_WHAT THE TASK ASKS_. Print the entries below word for word; the pictures stay out of your copy.

· · ·

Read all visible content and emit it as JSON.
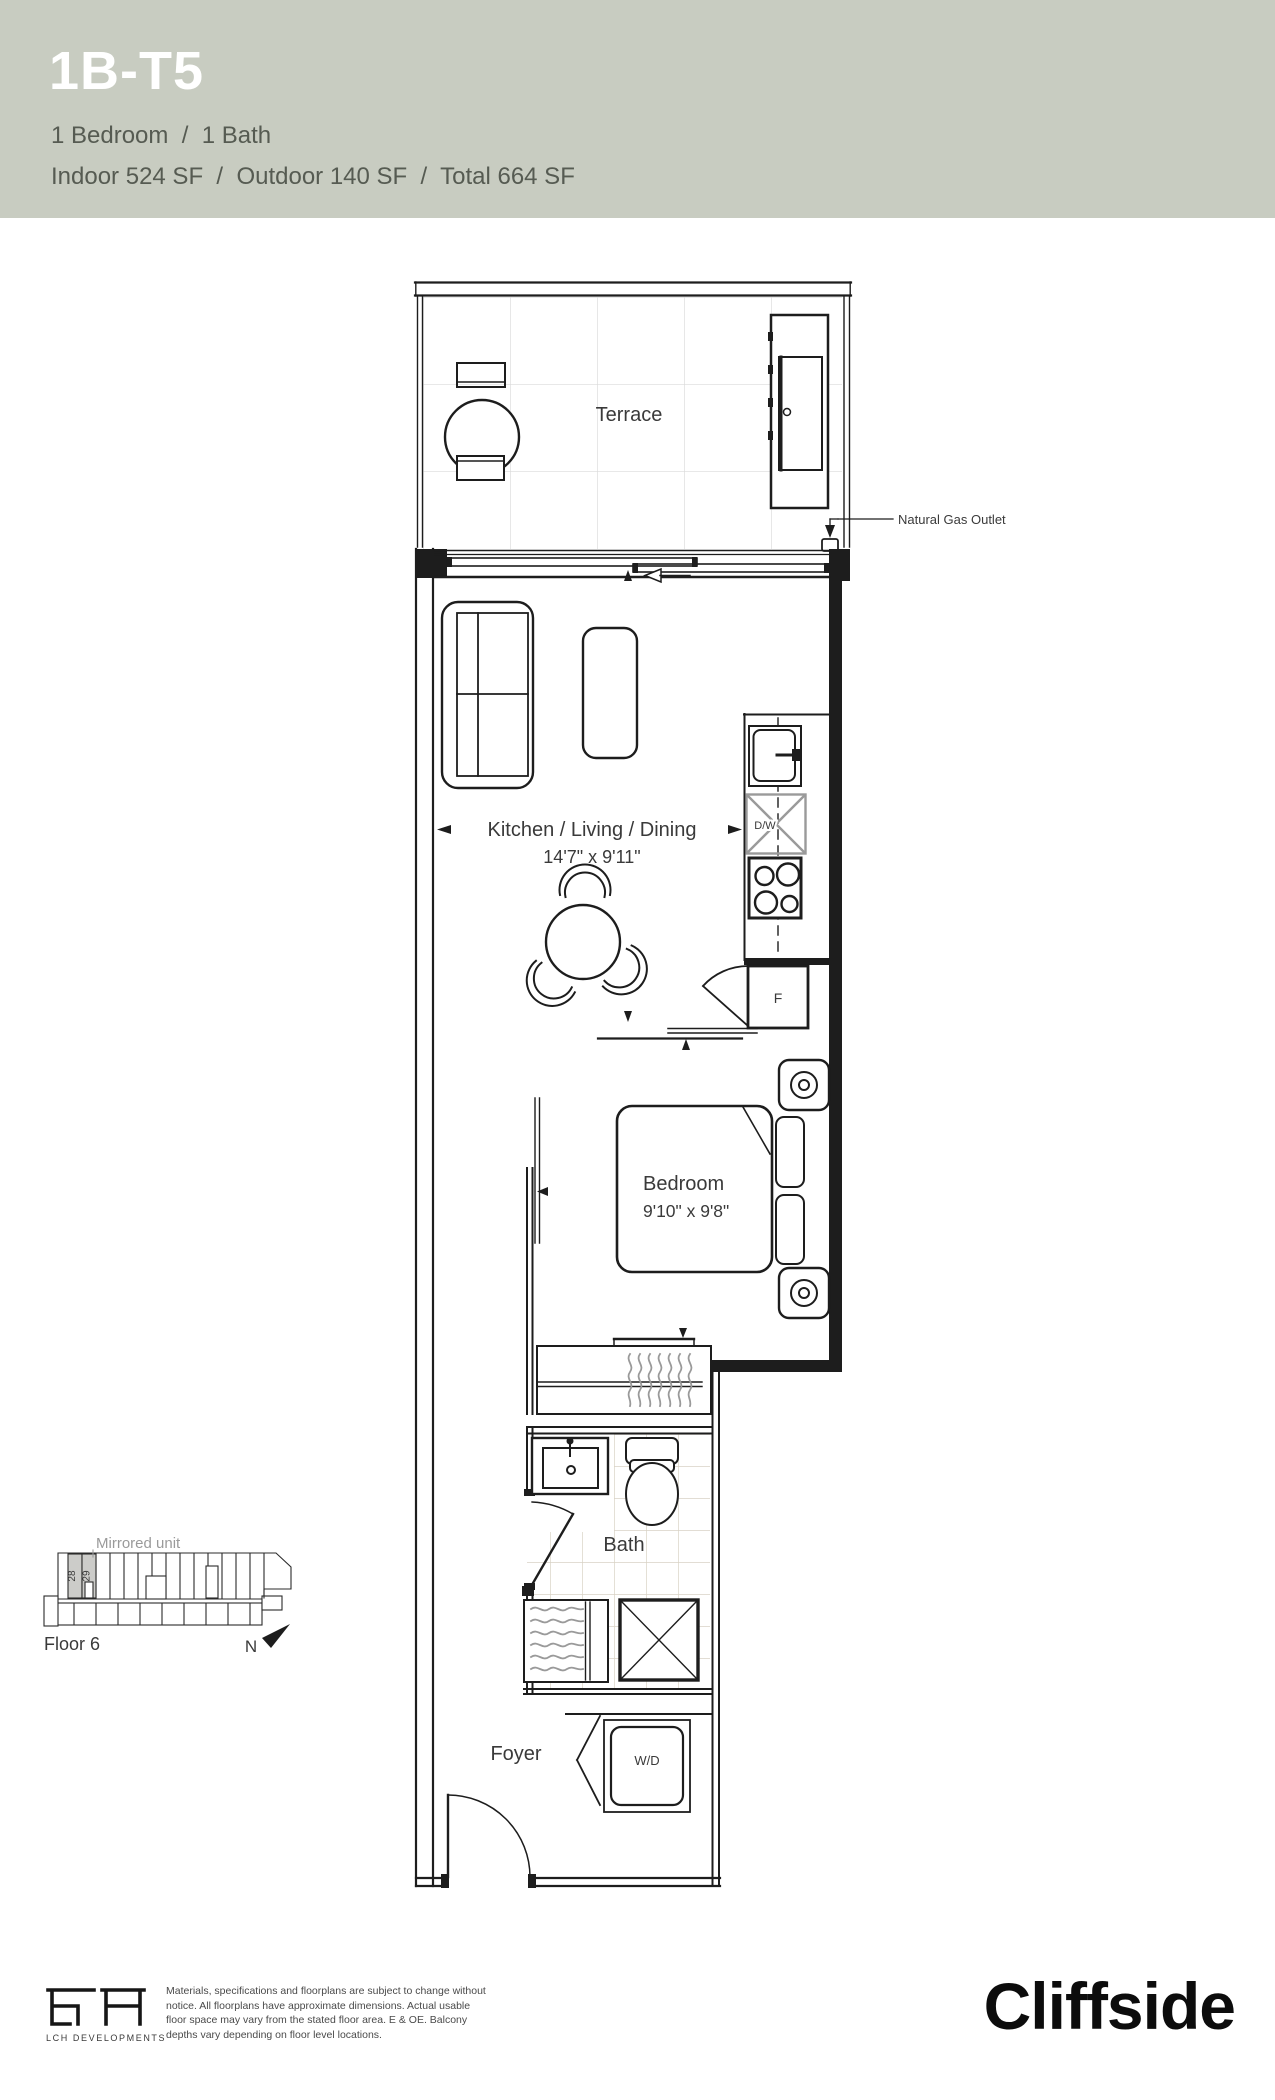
{
  "header": {
    "unit_code": "1B-T5",
    "configuration": "1 Bedroom  /  1 Bath",
    "areas": "Indoor 524 SF  /  Outdoor 140 SF  /  Total 664 SF"
  },
  "plan": {
    "labels": {
      "terrace": "Terrace",
      "natural_gas_outlet": "Natural Gas Outlet",
      "kitchen_living_dining": "Kitchen / Living / Dining",
      "kitchen_living_dining_dims": "14'7\" x 9'11\"",
      "dishwasher": "D/W",
      "fridge": "F",
      "bedroom": "Bedroom",
      "bedroom_dims": "9'10\" x 9'8\"",
      "bath": "Bath",
      "foyer": "Foyer",
      "washer_dryer": "W/D"
    }
  },
  "keyplan": {
    "mirrored_unit": "Mirrored unit",
    "unit_numbers": [
      "28",
      "29"
    ],
    "floor": "Floor 6",
    "north": "N"
  },
  "footer": {
    "logo_text": "LCH DEVELOPMENTS",
    "brand": "Cliffside",
    "disclaimer_lines": [
      "Materials, specifications and floorplans are subject to change without",
      "notice. All floorplans have approximate dimensions. Actual usable",
      "floor space may vary from the stated floor area. E & OE. Balcony",
      "depths vary depending on floor level locations."
    ]
  },
  "colors": {
    "header_bg": "#c8ccc1",
    "line": "#1d1d1d",
    "muted_gray": "#9a9a9a",
    "bath_tile": "#d8d2c5",
    "terrace_tile": "#dadada",
    "keyplan_highlight": "#ccccc9"
  }
}
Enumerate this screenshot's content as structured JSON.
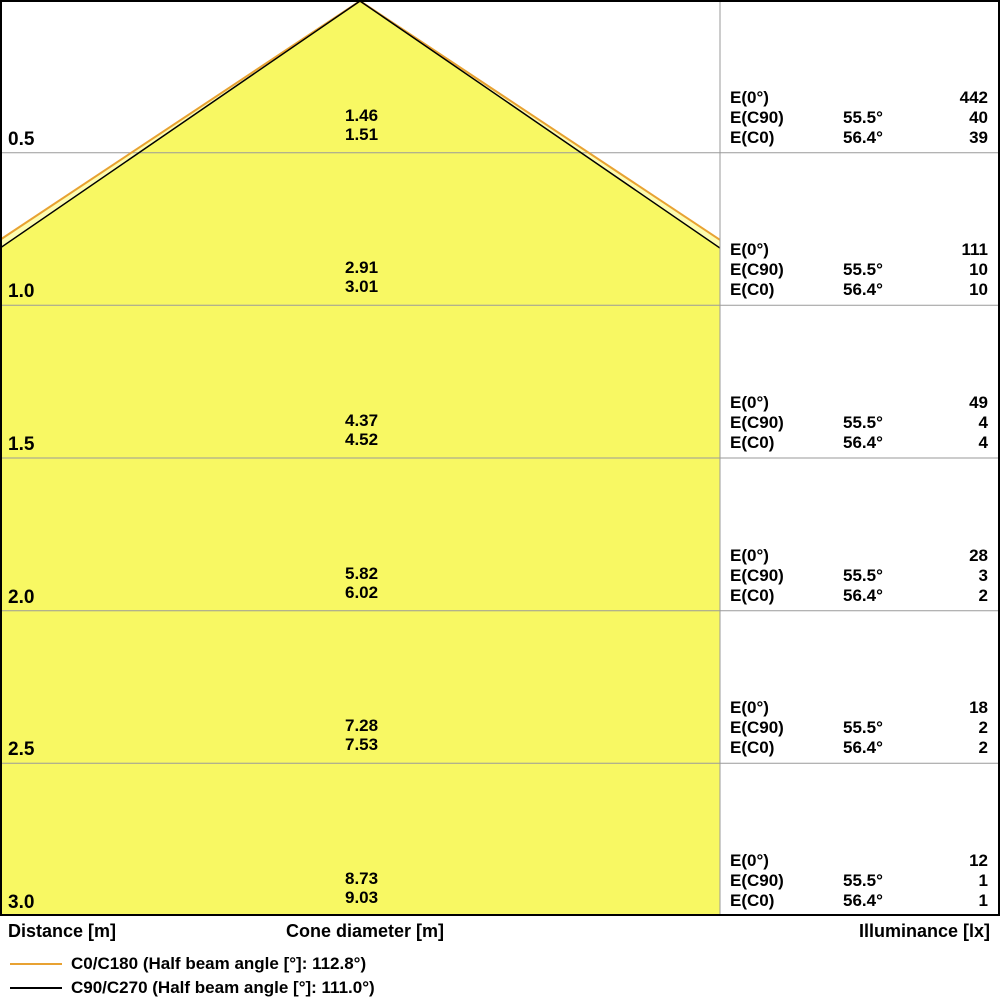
{
  "chart_data": {
    "type": "area",
    "description": "Luminous cone diagram: cone diameter and illuminance vs distance",
    "distances_m": [
      0.5,
      1.0,
      1.5,
      2.0,
      2.5,
      3.0
    ],
    "series": [
      {
        "name": "C0/C180",
        "half_beam_angle_deg": 112.8,
        "half_angle_deg": 56.4,
        "color": "#E8A232",
        "cone_diameters_m": [
          1.51,
          3.01,
          4.52,
          6.02,
          7.53,
          9.03
        ],
        "illuminance_lx": [
          39,
          10,
          4,
          2,
          2,
          1
        ]
      },
      {
        "name": "C90/C270",
        "half_beam_angle_deg": 111.0,
        "half_angle_deg": 55.5,
        "color": "#000000",
        "cone_diameters_m": [
          1.46,
          2.91,
          4.37,
          5.82,
          7.28,
          8.73
        ],
        "illuminance_lx": [
          40,
          10,
          4,
          3,
          2,
          1
        ]
      }
    ],
    "illuminance_e0_lx": [
      442,
      111,
      49,
      28,
      18,
      12
    ],
    "xlabel": "Distance [m]",
    "ylabel_center": "Cone diameter [m]",
    "ylabel_right": "Illuminance [lx]",
    "legend_position": "bottom-left",
    "grid": true,
    "fill_color": "#F8F863",
    "fill_color_outer": "#FDFDB0"
  },
  "rows": [
    {
      "distance": "0.5",
      "cone_c90": "1.46",
      "cone_c0": "1.51",
      "e0": "442",
      "ang_c90": "55.5°",
      "ec90": "40",
      "ang_c0": "56.4°",
      "ec0": "39"
    },
    {
      "distance": "1.0",
      "cone_c90": "2.91",
      "cone_c0": "3.01",
      "e0": "111",
      "ang_c90": "55.5°",
      "ec90": "10",
      "ang_c0": "56.4°",
      "ec0": "10"
    },
    {
      "distance": "1.5",
      "cone_c90": "4.37",
      "cone_c0": "4.52",
      "e0": "49",
      "ang_c90": "55.5°",
      "ec90": "4",
      "ang_c0": "56.4°",
      "ec0": "4"
    },
    {
      "distance": "2.0",
      "cone_c90": "5.82",
      "cone_c0": "6.02",
      "e0": "28",
      "ang_c90": "55.5°",
      "ec90": "3",
      "ang_c0": "56.4°",
      "ec0": "2"
    },
    {
      "distance": "2.5",
      "cone_c90": "7.28",
      "cone_c0": "7.53",
      "e0": "18",
      "ang_c90": "55.5°",
      "ec90": "2",
      "ang_c0": "56.4°",
      "ec0": "2"
    },
    {
      "distance": "3.0",
      "cone_c90": "8.73",
      "cone_c0": "9.03",
      "e0": "12",
      "ang_c90": "55.5°",
      "ec90": "1",
      "ang_c0": "56.4°",
      "ec0": "1"
    }
  ],
  "illum_labels": {
    "e0": "E(0°)",
    "ec90": "E(C90)",
    "ec0": "E(C0)"
  },
  "axis": {
    "distance": "Distance [m]",
    "cone": "Cone diameter [m]",
    "illuminance": "Illuminance [lx]"
  },
  "legend": [
    {
      "label": "C0/C180 (Half beam angle [°]: 112.8°)",
      "color": "#E8A232"
    },
    {
      "label": "C90/C270 (Half beam angle [°]: 111.0°)",
      "color": "#000000"
    }
  ]
}
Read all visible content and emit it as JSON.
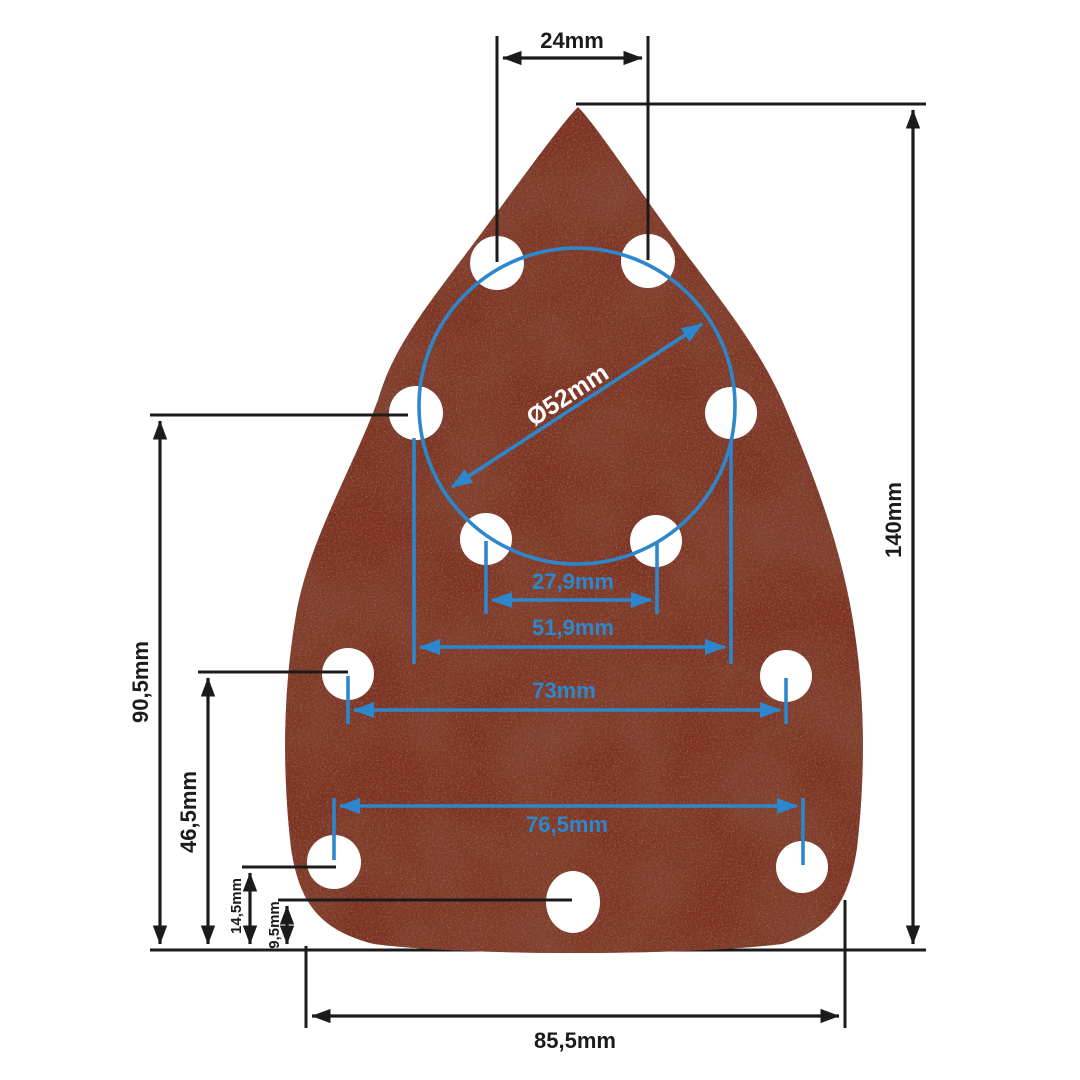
{
  "figure": {
    "kind": "technical-dimension-diagram",
    "subject": "triangular-mouse-sander-sanding-sheet",
    "unit": "mm",
    "hole_count": 11
  },
  "colors": {
    "background": "#ffffff",
    "dimension_black": "#1b1b1b",
    "dimension_blue": "#2d87cc",
    "sheet_base": "#7c3122",
    "sheet_dark_grain": "#4a1a10",
    "sheet_light_grain": "#c98f72",
    "hole": "#ffffff"
  },
  "dims": {
    "top_holes_cc": {
      "label": "24mm",
      "value_mm": 24,
      "color": "black",
      "orientation": "horizontal"
    },
    "pad_height": {
      "label": "140mm",
      "value_mm": 140,
      "color": "black",
      "orientation": "vertical"
    },
    "circle_dia": {
      "label": "Ø52mm",
      "value_mm": 52,
      "color": "blue",
      "orientation": "diagonal"
    },
    "inner_cc": {
      "label": "27,9mm",
      "value_mm": 27.9,
      "color": "blue",
      "orientation": "horizontal"
    },
    "circle_holes_cc": {
      "label": "51,9mm",
      "value_mm": 51.9,
      "color": "blue",
      "orientation": "horizontal"
    },
    "mid_cc": {
      "label": "73mm",
      "value_mm": 73,
      "color": "blue",
      "orientation": "horizontal"
    },
    "lower_cc": {
      "label": "76,5mm",
      "value_mm": 76.5,
      "color": "blue",
      "orientation": "horizontal"
    },
    "side_holes_height": {
      "label": "90,5mm",
      "value_mm": 90.5,
      "color": "black",
      "orientation": "vertical"
    },
    "mid_holes_height": {
      "label": "46,5mm",
      "value_mm": 46.5,
      "color": "black",
      "orientation": "vertical"
    },
    "lower_holes_height": {
      "label": "14,5mm",
      "value_mm": 14.5,
      "color": "black",
      "orientation": "vertical"
    },
    "bottom_hole_height": {
      "label": "9,5mm",
      "value_mm": 9.5,
      "color": "black",
      "orientation": "vertical"
    },
    "pad_width": {
      "label": "85,5mm",
      "value_mm": 85.5,
      "color": "black",
      "orientation": "horizontal"
    }
  }
}
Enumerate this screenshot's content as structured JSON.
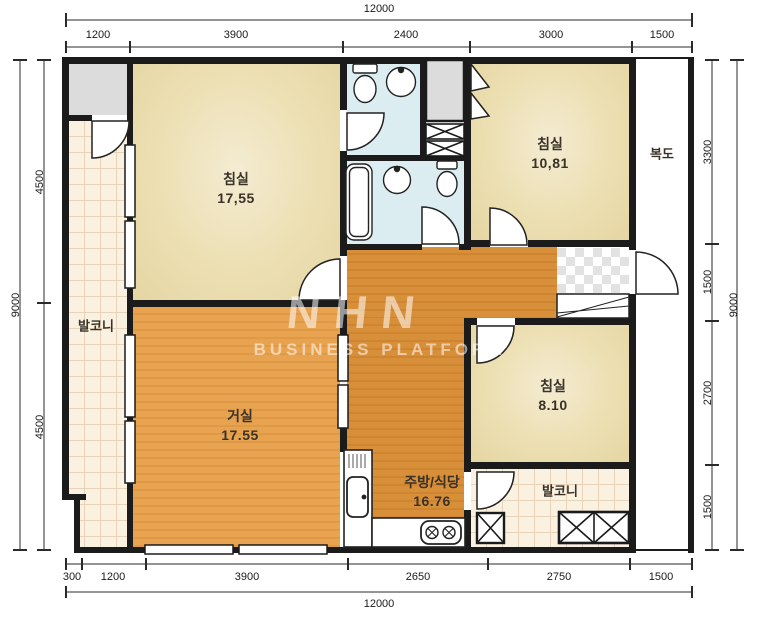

· · ·

_TASK RESPONSE_.
Read all visible content and emit it as JSON.
{
  "header": {
    "unit_code": "1B-T5",
    "configuration": "1 Bedroom  /  1 Bath",
    "areas": "Indoor 524 SF  /  Outdoor 140 SF  /  Total 664 SF"
  },
  "plan": {
    "labels": {
      "terrace": "Terrace",
      "natural_gas_outlet": "Natural Gas Outlet",
      "kitchen_living_dining": "Kitchen / Living / Dining",
      "kitchen_living_dining_dims": "14'7\" x 9'11\"",
      "dishwasher": "D/W",
      "fridge": "F",
      "bedroom": "Bedroom",
      "bedroom_dims": "9'10\" x 9'8\"",
      "bath": "Bath",
      "foyer": "Foyer",
      "washer_dryer": "W/D"
    }
  },
  "keyplan": {
    "mirrored_unit": "Mirrored unit",
    "unit_numbers": [
      "28",
      "29"
    ],
    "floor": "Floor 6",
    "north": "N"
  },
  "footer": {
    "logo_text": "LCH DEVELOPMENTS",
    "brand": "Cliffside",
    "disclaimer_lines": [
      "Materials, specifications and floorplans are subject to change without",
      "notice. All floorplans have approximate dimensions. Actual usable",
      "floor space may vary from the stated floor area. E & OE. Balcony",
      "depths vary depending on floor level locations."
    ]
  },
  "colors": {
    "header_bg": "#c8ccc1",
    "line": "#1d1d1d",
    "muted_gray": "#9a9a9a",
    "bath_tile": "#d8d2c5",
    "terrace_tile": "#dadada",
    "keyplan_highlight": "#ccccc9"
  }
}
Enumerate this screenshot's content as structured JSON.
{
  "chart_data": {
    "type": "area",
    "description": "Luminous cone diagram: cone diameter and illuminance vs distance",
    "distances_m": [
      0.5,
      1.0,
      1.5,
      2.0,
      2.5,
      3.0
    ],
    "series": [
      {
        "name": "C0/C180",
        "half_beam_angle_deg": 112.8,
        "half_angle_deg": 56.4,
        "color": "#E8A232",
        "cone_diameters_m": [
          1.51,
          3.01,
          4.52,
          6.02,
          7.53,
          9.03
        ],
        "illuminance_lx": [
          39,
          10,
          4,
          2,
          2,
          1
        ]
      },
      {
        "name": "C90/C270",
        "half_beam_angle_deg": 111.0,
        "half_angle_deg": 55.5,
        "color": "#000000",
        "cone_diameters_m": [
          1.46,
          2.91,
          4.37,
          5.82,
          7.28,
          8.73
        ],
        "illuminance_lx": [
          40,
          10,
          4,
          3,
          2,
          1
        ]
      }
    ],
    "illuminance_e0_lx": [
      442,
      111,
      49,
      28,
      18,
      12
    ],
    "xlabel": "Distance [m]",
    "ylabel_center": "Cone diameter [m]",
    "ylabel_right": "Illuminance [lx]",
    "legend_position": "bottom-left",
    "grid": true,
    "fill_color": "#F8F863",
    "fill_color_outer": "#FDFDB0"
  },
  "rows": [
    {
      "distance": "0.5",
      "cone_c90": "1.46",
      "cone_c0": "1.51",
      "e0": "442",
      "ang_c90": "55.5°",
      "ec90": "40",
      "ang_c0": "56.4°",
      "ec0": "39"
    },
    {
      "distance": "1.0",
      "cone_c90": "2.91",
      "cone_c0": "3.01",
      "e0": "111",
      "ang_c90": "55.5°",
      "ec90": "10",
      "ang_c0": "56.4°",
      "ec0": "10"
    },
    {
      "distance": "1.5",
      "cone_c90": "4.37",
      "cone_c0": "4.52",
      "e0": "49",
      "ang_c90": "55.5°",
      "ec90": "4",
      "ang_c0": "56.4°",
      "ec0": "4"
    },
    {
      "distance": "2.0",
      "cone_c90": "5.82",
      "cone_c0": "6.02",
      "e0": "28",
      "ang_c90": "55.5°",
      "ec90": "3",
      "ang_c0": "56.4°",
      "ec0": "2"
    },
    {
      "distance": "2.5",
      "cone_c90": "7.28",
      "cone_c0": "7.53",
      "e0": "18",
      "ang_c90": "55.5°",
      "ec90": "2",
      "ang_c0": "56.4°",
      "ec0": "2"
    },
    {
      "distance": "3.0",
      "cone_c90": "8.73",
      "cone_c0": "9.03",
      "e0": "12",
      "ang_c90": "55.5°",
      "ec90": "1",
      "ang_c0": "56.4°",
      "ec0": "1"
    }
  ],
  "illum_labels": {
    "e0": "E(0°)",
    "ec90": "E(C90)",
    "ec0": "E(C0)"
  },
  "axis": {
    "distance": "Distance [m]",
    "cone": "Cone diameter [m]",
    "illuminance": "Illuminance [lx]"
  },
  "legend": [
    {
      "label": "C0/C180 (Half beam angle [°]: 112.8°)",
      "color": "#E8A232"
    },
    {
      "label": "C90/C270 (Half beam angle [°]: 111.0°)",
      "color": "#000000"
    }
  ]
}
Read all visible content and emit it as JSON.
{
  "figure": {
    "kind": "technical-dimension-diagram",
    "subject": "triangular-mouse-sander-sanding-sheet",
    "unit": "mm",
    "hole_count": 11
  },
  "colors": {
    "background": "#ffffff",
    "dimension_black": "#1b1b1b",
    "dimension_blue": "#2d87cc",
    "sheet_base": "#7c3122",
    "sheet_dark_grain": "#4a1a10",
    "sheet_light_grain": "#c98f72",
    "hole": "#ffffff"
  },
  "dims": {
    "top_holes_cc": {
      "label": "24mm",
      "value_mm": 24,
      "color": "black",
      "orientation": "horizontal"
    },
    "pad_height": {
      "label": "140mm",
      "value_mm": 140,
      "color": "black",
      "orientation": "vertical"
    },
    "circle_dia": {
      "label": "Ø52mm",
      "value_mm": 52,
      "color": "blue",
      "orientation": "diagonal"
    },
    "inner_cc": {
      "label": "27,9mm",
      "value_mm": 27.9,
      "color": "blue",
      "orientation": "horizontal"
    },
    "circle_holes_cc": {
      "label": "51,9mm",
      "value_mm": 51.9,
      "color": "blue",
      "orientation": "horizontal"
    },
    "mid_cc": {
      "label": "73mm",
      "value_mm": 73,
      "color": "blue",
      "orientation": "horizontal"
    },
    "lower_cc": {
      "label": "76,5mm",
      "value_mm": 76.5,
      "color": "blue",
      "orientation": "horizontal"
    },
    "side_holes_height": {
      "label": "90,5mm",
      "value_mm": 90.5,
      "color": "black",
      "orientation": "vertical"
    },
    "mid_holes_height": {
      "label": "46,5mm",
      "value_mm": 46.5,
      "color": "black",
      "orientation": "vertical"
    },
    "lower_holes_height": {
      "label": "14,5mm",
      "value_mm": 14.5,
      "color": "black",
      "orientation": "vertical"
    },
    "bottom_hole_height": {
      "label": "9,5mm",
      "value_mm": 9.5,
      "color": "black",
      "orientation": "vertical"
    },
    "pad_width": {
      "label": "85,5mm",
      "value_mm": 85.5,
      "color": "black",
      "orientation": "horizontal"
    }
  }
}
Enumerate this screenshot's content as structured JSON.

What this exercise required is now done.